*Task instructions:*
Every entry must be duplicated precisely as written.

(Records contained in a dataset)
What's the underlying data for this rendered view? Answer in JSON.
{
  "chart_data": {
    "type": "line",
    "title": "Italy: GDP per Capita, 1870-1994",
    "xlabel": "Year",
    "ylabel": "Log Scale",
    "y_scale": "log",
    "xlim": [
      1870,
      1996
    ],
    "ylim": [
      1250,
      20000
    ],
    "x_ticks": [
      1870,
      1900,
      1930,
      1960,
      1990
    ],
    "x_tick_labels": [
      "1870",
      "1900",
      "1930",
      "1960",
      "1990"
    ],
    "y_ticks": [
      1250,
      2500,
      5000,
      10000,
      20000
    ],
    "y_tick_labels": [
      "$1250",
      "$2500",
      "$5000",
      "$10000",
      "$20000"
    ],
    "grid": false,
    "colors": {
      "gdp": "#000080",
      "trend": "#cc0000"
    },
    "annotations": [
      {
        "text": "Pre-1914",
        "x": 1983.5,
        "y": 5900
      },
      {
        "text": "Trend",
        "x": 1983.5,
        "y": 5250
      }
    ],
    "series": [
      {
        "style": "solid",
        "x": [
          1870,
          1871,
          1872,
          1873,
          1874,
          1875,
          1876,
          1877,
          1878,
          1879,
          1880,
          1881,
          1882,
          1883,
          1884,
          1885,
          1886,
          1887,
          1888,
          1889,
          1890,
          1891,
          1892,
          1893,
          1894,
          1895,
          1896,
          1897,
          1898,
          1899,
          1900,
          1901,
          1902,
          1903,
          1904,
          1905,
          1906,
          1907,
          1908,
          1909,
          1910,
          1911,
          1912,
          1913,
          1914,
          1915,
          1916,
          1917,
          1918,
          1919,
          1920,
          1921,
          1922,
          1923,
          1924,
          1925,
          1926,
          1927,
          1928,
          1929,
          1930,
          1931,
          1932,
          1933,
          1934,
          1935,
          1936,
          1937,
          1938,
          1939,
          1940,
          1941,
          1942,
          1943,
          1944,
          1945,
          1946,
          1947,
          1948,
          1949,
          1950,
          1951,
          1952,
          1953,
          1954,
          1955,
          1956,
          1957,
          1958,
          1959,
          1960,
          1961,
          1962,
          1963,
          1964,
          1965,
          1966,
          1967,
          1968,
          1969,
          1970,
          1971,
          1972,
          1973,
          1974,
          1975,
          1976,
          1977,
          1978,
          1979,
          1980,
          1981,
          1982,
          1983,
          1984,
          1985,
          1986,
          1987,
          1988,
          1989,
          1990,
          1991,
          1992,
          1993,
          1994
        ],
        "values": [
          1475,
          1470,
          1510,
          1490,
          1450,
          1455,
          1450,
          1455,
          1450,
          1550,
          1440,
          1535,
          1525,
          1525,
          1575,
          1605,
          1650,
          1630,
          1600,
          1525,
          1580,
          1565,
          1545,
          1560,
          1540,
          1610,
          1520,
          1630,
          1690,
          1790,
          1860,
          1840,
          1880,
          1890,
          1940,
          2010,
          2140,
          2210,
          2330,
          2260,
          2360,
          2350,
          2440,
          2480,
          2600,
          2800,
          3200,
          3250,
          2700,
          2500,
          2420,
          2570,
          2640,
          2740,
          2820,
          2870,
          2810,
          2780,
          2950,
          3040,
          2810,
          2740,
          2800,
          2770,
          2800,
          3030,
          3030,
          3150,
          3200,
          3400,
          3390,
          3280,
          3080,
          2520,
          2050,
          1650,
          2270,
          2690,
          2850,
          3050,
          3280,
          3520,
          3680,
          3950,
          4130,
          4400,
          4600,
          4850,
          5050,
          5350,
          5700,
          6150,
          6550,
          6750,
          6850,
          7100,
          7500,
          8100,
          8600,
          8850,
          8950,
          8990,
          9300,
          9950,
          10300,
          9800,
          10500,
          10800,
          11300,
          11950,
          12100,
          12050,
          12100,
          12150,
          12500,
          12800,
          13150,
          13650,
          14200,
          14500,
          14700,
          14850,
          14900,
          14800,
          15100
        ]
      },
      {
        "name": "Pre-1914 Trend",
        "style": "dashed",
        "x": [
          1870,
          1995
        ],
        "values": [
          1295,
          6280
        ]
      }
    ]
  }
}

*Worked solution:*
What's the underlying data for this rendered view? Answer in JSON.
{
  "chart_data": {
    "type": "line",
    "title": "Italy: GDP per Capita, 1870-1994",
    "xlabel": "Year",
    "ylabel": "Log Scale",
    "y_scale": "log",
    "xlim": [
      1870,
      1996
    ],
    "ylim": [
      1250,
      20000
    ],
    "x_ticks": [
      1870,
      1900,
      1930,
      1960,
      1990
    ],
    "x_tick_labels": [
      "1870",
      "1900",
      "1930",
      "1960",
      "1990"
    ],
    "y_ticks": [
      1250,
      2500,
      5000,
      10000,
      20000
    ],
    "y_tick_labels": [
      "$1250",
      "$2500",
      "$5000",
      "$10000",
      "$20000"
    ],
    "grid": false,
    "colors": {
      "gdp": "#000080",
      "trend": "#cc0000"
    },
    "annotations": [
      {
        "text": "Pre-1914",
        "x": 1983.5,
        "y": 5900
      },
      {
        "text": "Trend",
        "x": 1983.5,
        "y": 5250
      }
    ],
    "series": [
      {
        "style": "solid",
        "x": [
          1870,
          1871,
          1872,
          1873,
          1874,
          1875,
          1876,
          1877,
          1878,
          1879,
          1880,
          1881,
          1882,
          1883,
          1884,
          1885,
          1886,
          1887,
          1888,
          1889,
          1890,
          1891,
          1892,
          1893,
          1894,
          1895,
          1896,
          1897,
          1898,
          1899,
          1900,
          1901,
          1902,
          1903,
          1904,
          1905,
          1906,
          1907,
          1908,
          1909,
          1910,
          1911,
          1912,
          1913,
          1914,
          1915,
          1916,
          1917,
          1918,
          1919,
          1920,
          1921,
          1922,
          1923,
          1924,
          1925,
          1926,
          1927,
          1928,
          1929,
          1930,
          1931,
          1932,
          1933,
          1934,
          1935,
          1936,
          1937,
          1938,
          1939,
          1940,
          1941,
          1942,
          1943,
          1944,
          1945,
          1946,
          1947,
          1948,
          1949,
          1950,
          1951,
          1952,
          1953,
          1954,
          1955,
          1956,
          1957,
          1958,
          1959,
          1960,
          1961,
          1962,
          1963,
          1964,
          1965,
          1966,
          1967,
          1968,
          1969,
          1970,
          1971,
          1972,
          1973,
          1974,
          1975,
          1976,
          1977,
          1978,
          1979,
          1980,
          1981,
          1982,
          1983,
          1984,
          1985,
          1986,
          1987,
          1988,
          1989,
          1990,
          1991,
          1992,
          1993,
          1994
        ],
        "values": [
          1475,
          1470,
          1510,
          1490,
          1450,
          1455,
          1450,
          1455,
          1450,
          1550,
          1440,
          1535,
          1525,
          1525,
          1575,
          1605,
          1650,
          1630,
          1600,
          1525,
          1580,
          1565,
          1545,
          1560,
          1540,
          1610,
          1520,
          1630,
          1690,
          1790,
          1860,
          1840,
          1880,
          1890,
          1940,
          2010,
          2140,
          2210,
          2330,
          2260,
          2360,
          2350,
          2440,
          2480,
          2600,
          2800,
          3200,
          3250,
          2700,
          2500,
          2420,
          2570,
          2640,
          2740,
          2820,
          2870,
          2810,
          2780,
          2950,
          3040,
          2810,
          2740,
          2800,
          2770,
          2800,
          3030,
          3030,
          3150,
          3200,
          3400,
          3390,
          3280,
          3080,
          2520,
          2050,
          1650,
          2270,
          2690,
          2850,
          3050,
          3280,
          3520,
          3680,
          3950,
          4130,
          4400,
          4600,
          4850,
          5050,
          5350,
          5700,
          6150,
          6550,
          6750,
          6850,
          7100,
          7500,
          8100,
          8600,
          8850,
          8950,
          8990,
          9300,
          9950,
          10300,
          9800,
          10500,
          10800,
          11300,
          11950,
          12100,
          12050,
          12100,
          12150,
          12500,
          12800,
          13150,
          13650,
          14200,
          14500,
          14700,
          14850,
          14900,
          14800,
          15100
        ]
      },
      {
        "name": "Pre-1914 Trend",
        "style": "dashed",
        "x": [
          1870,
          1995
        ],
        "values": [
          1295,
          6280
        ]
      }
    ]
  }
}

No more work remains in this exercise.